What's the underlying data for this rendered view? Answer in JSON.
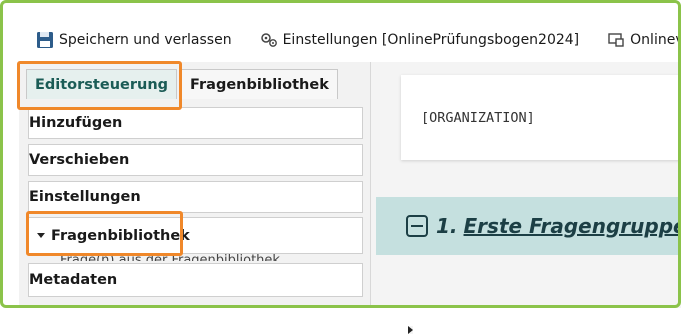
{
  "toolbar": {
    "save_label": "Speichern und verlassen",
    "settings_label": "Einstellungen [OnlinePrüfungsbogen2024]",
    "online_label": "Onlinevo"
  },
  "tabs": [
    "Editorsteuerung",
    "Fragenbibliothek"
  ],
  "accordion": [
    {
      "label": "Hinzufügen",
      "expanded": false
    },
    {
      "label": "Verschieben",
      "expanded": false
    },
    {
      "label": "Einstellungen",
      "expanded": false
    },
    {
      "label": "Fragenbibliothek",
      "expanded": true
    },
    {
      "label": "Metadaten",
      "expanded": false
    }
  ],
  "accordion_clipped_text": "Frage(n) aus der Fragenbibliothek",
  "card_text": "[ORGANIZATION]",
  "group": {
    "number": "1.",
    "title": "Erste Fragengruppe"
  },
  "colors": {
    "frame": "#8bc34a",
    "highlight": "#f0882a",
    "group_bg": "#c5e0df"
  }
}
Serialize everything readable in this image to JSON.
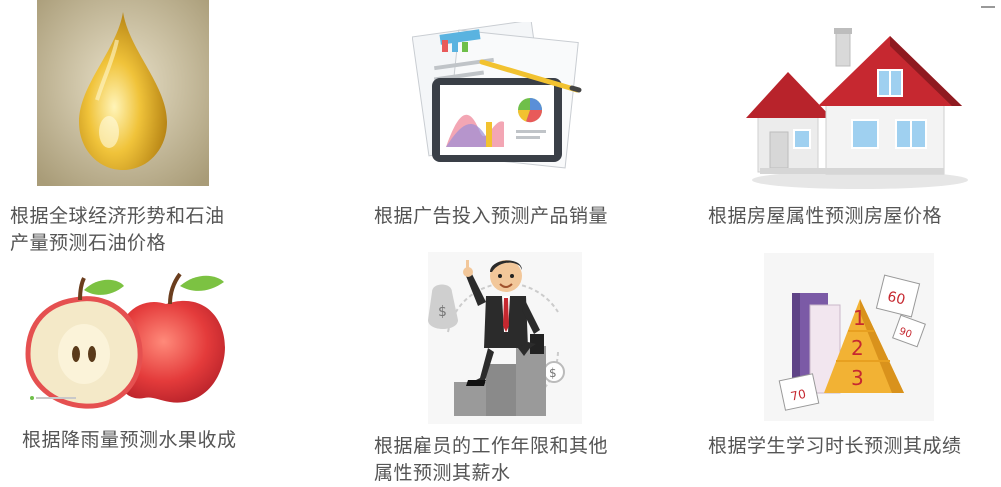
{
  "items": [
    {
      "caption": "根据全球经济形势和石油\n产量预测石油价格",
      "icon": "oil-drop-icon",
      "colors": {
        "drop": "#d9a21c",
        "bg": "#b8ad8c"
      }
    },
    {
      "caption": "根据广告投入预测产品销量",
      "icon": "tablet-chart-icon",
      "colors": {
        "screen": "#ffffff",
        "frame": "#3a3f47"
      }
    },
    {
      "caption": "根据房屋属性预测房屋价格",
      "icon": "house-icon",
      "colors": {
        "roof": "#c62830",
        "wall": "#f2f2f2"
      }
    },
    {
      "caption": "根据降雨量预测水果收成",
      "icon": "apple-icon",
      "colors": {
        "apple": "#e43b3b",
        "leaf": "#7cc242"
      }
    },
    {
      "caption": "根据雇员的工作年限和其他\n属性预测其薪水",
      "icon": "businessman-stairs-icon",
      "colors": {
        "suit": "#2b2b2b",
        "tie": "#c62830"
      }
    },
    {
      "caption": "根据学生学习时长预测其成绩",
      "icon": "grade-pyramid-icon",
      "colors": {
        "pyramid": "#f2b234",
        "book": "#7b5aa6"
      }
    }
  ]
}
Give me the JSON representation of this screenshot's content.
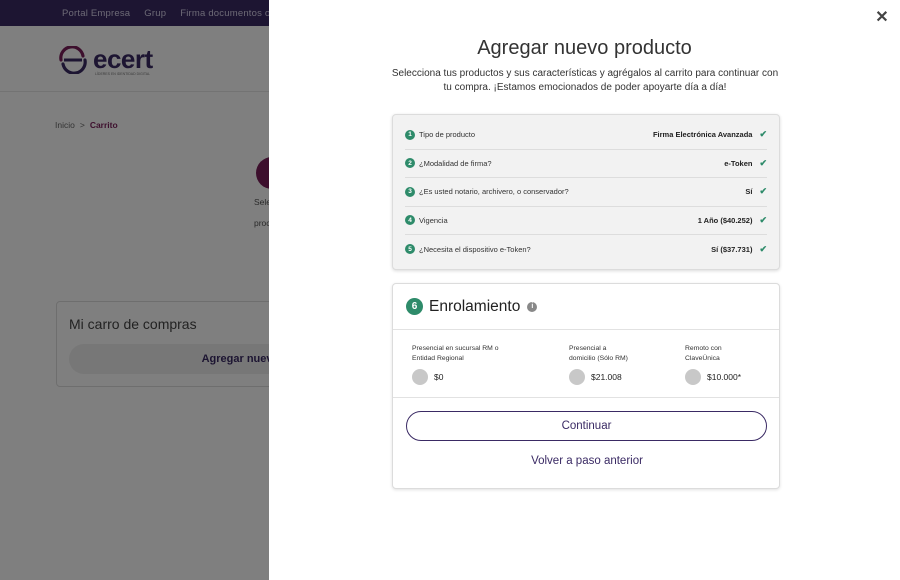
{
  "topnav": {
    "items": [
      "Portal Empresa",
      "Grup",
      "Firma documentos o"
    ]
  },
  "logo": {
    "word": "ecert",
    "tagline": "LÍDERES EN IDENTIDAD DIGITAL"
  },
  "breadcrumb": {
    "home": "Inicio",
    "separator": ">",
    "current": "Carrito"
  },
  "background": {
    "text1": "Sele",
    "text2": "proc"
  },
  "cart": {
    "title": "Mi carro de compras",
    "add_button": "Agregar nuevo p"
  },
  "panel": {
    "title": "Agregar nuevo producto",
    "subtitle": "Selecciona tus productos y sus características y agrégalos al carrito para continuar con tu compra. ¡Estamos emocionados de poder apoyarte día a día!"
  },
  "summary": [
    {
      "num": "1",
      "question": "Tipo de producto",
      "answer": "Firma Electrónica Avanzada"
    },
    {
      "num": "2",
      "question": "¿Modalidad de firma?",
      "answer": "e-Token"
    },
    {
      "num": "3",
      "question": "¿Es usted notario, archivero, o conservador?",
      "answer": "Sí"
    },
    {
      "num": "4",
      "question": "Vigencia",
      "answer": "1 Año ($40.252)"
    },
    {
      "num": "5",
      "question": "¿Necesita el dispositivo e-Token?",
      "answer": "Sí ($37.731)"
    }
  ],
  "enrolamiento": {
    "num": "6",
    "title": "Enrolamiento",
    "options": [
      {
        "label_1": "Presencial en sucursal RM o",
        "label_2": "Entidad Regional",
        "price": "$0"
      },
      {
        "label_1": "Presencial a",
        "label_2": "domicilio (Sólo RM)",
        "price": "$21.008"
      },
      {
        "label_1": "Remoto con",
        "label_2": "ClaveÚnica",
        "price": "$10.000*"
      }
    ],
    "continue_label": "Continuar",
    "back_label": "Volver a paso anterior"
  },
  "colors": {
    "brand": "#3a2a64",
    "accent": "#7a1f5a",
    "success": "#2e8b6a"
  },
  "icons": {
    "close": "close-icon",
    "check": "check-icon",
    "info": "info-icon"
  }
}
=======
### EXERCISE BRIEF
Leave out the pictures and reproduce the rest of the listing exactly.

### THE RESULT
What's the underlying data for this rendered view? Answer in JSON.
{
  "toolbar": {
    "save_label": "Speichern und verlassen",
    "settings_label": "Einstellungen [OnlinePrüfungsbogen2024]",
    "online_label": "Onlinevo"
  },
  "tabs": [
    "Editorsteuerung",
    "Fragenbibliothek"
  ],
  "accordion": [
    {
      "label": "Hinzufügen",
      "expanded": false
    },
    {
      "label": "Verschieben",
      "expanded": false
    },
    {
      "label": "Einstellungen",
      "expanded": false
    },
    {
      "label": "Fragenbibliothek",
      "expanded": true
    },
    {
      "label": "Metadaten",
      "expanded": false
    }
  ],
  "accordion_clipped_text": "Frage(n) aus der Fragenbibliothek",
  "card_text": "[ORGANIZATION]",
  "group": {
    "number": "1.",
    "title": "Erste Fragengruppe"
  },
  "colors": {
    "frame": "#8bc34a",
    "highlight": "#f0882a",
    "group_bg": "#c5e0df"
  }
}
Serialize everything readable in this image to JSON.
{
  "items": [
    {
      "caption": "根据全球经济形势和石油\n产量预测石油价格",
      "icon": "oil-drop-icon",
      "colors": {
        "drop": "#d9a21c",
        "bg": "#b8ad8c"
      }
    },
    {
      "caption": "根据广告投入预测产品销量",
      "icon": "tablet-chart-icon",
      "colors": {
        "screen": "#ffffff",
        "frame": "#3a3f47"
      }
    },
    {
      "caption": "根据房屋属性预测房屋价格",
      "icon": "house-icon",
      "colors": {
        "roof": "#c62830",
        "wall": "#f2f2f2"
      }
    },
    {
      "caption": "根据降雨量预测水果收成",
      "icon": "apple-icon",
      "colors": {
        "apple": "#e43b3b",
        "leaf": "#7cc242"
      }
    },
    {
      "caption": "根据雇员的工作年限和其他\n属性预测其薪水",
      "icon": "businessman-stairs-icon",
      "colors": {
        "suit": "#2b2b2b",
        "tie": "#c62830"
      }
    },
    {
      "caption": "根据学生学习时长预测其成绩",
      "icon": "grade-pyramid-icon",
      "colors": {
        "pyramid": "#f2b234",
        "book": "#7b5aa6"
      }
    }
  ]
}
Give me the JSON representation of this screenshot's content.
{
  "topnav": {
    "items": [
      "Portal Empresa",
      "Grup",
      "Firma documentos o"
    ]
  },
  "logo": {
    "word": "ecert",
    "tagline": "LÍDERES EN IDENTIDAD DIGITAL"
  },
  "breadcrumb": {
    "home": "Inicio",
    "separator": ">",
    "current": "Carrito"
  },
  "background": {
    "text1": "Sele",
    "text2": "proc"
  },
  "cart": {
    "title": "Mi carro de compras",
    "add_button": "Agregar nuevo p"
  },
  "panel": {
    "title": "Agregar nuevo producto",
    "subtitle": "Selecciona tus productos y sus características y agrégalos al carrito para continuar con tu compra. ¡Estamos emocionados de poder apoyarte día a día!"
  },
  "summary": [
    {
      "num": "1",
      "question": "Tipo de producto",
      "answer": "Firma Electrónica Avanzada"
    },
    {
      "num": "2",
      "question": "¿Modalidad de firma?",
      "answer": "e-Token"
    },
    {
      "num": "3",
      "question": "¿Es usted notario, archivero, o conservador?",
      "answer": "Sí"
    },
    {
      "num": "4",
      "question": "Vigencia",
      "answer": "1 Año ($40.252)"
    },
    {
      "num": "5",
      "question": "¿Necesita el dispositivo e-Token?",
      "answer": "Sí ($37.731)"
    }
  ],
  "enrolamiento": {
    "num": "6",
    "title": "Enrolamiento",
    "options": [
      {
        "label_1": "Presencial en sucursal RM o",
        "label_2": "Entidad Regional",
        "price": "$0"
      },
      {
        "label_1": "Presencial a",
        "label_2": "domicilio (Sólo RM)",
        "price": "$21.008"
      },
      {
        "label_1": "Remoto con",
        "label_2": "ClaveÚnica",
        "price": "$10.000*"
      }
    ],
    "continue_label": "Continuar",
    "back_label": "Volver a paso anterior"
  },
  "colors": {
    "brand": "#3a2a64",
    "accent": "#7a1f5a",
    "success": "#2e8b6a"
  },
  "icons": {
    "close": "close-icon",
    "check": "check-icon",
    "info": "info-icon"
  }
}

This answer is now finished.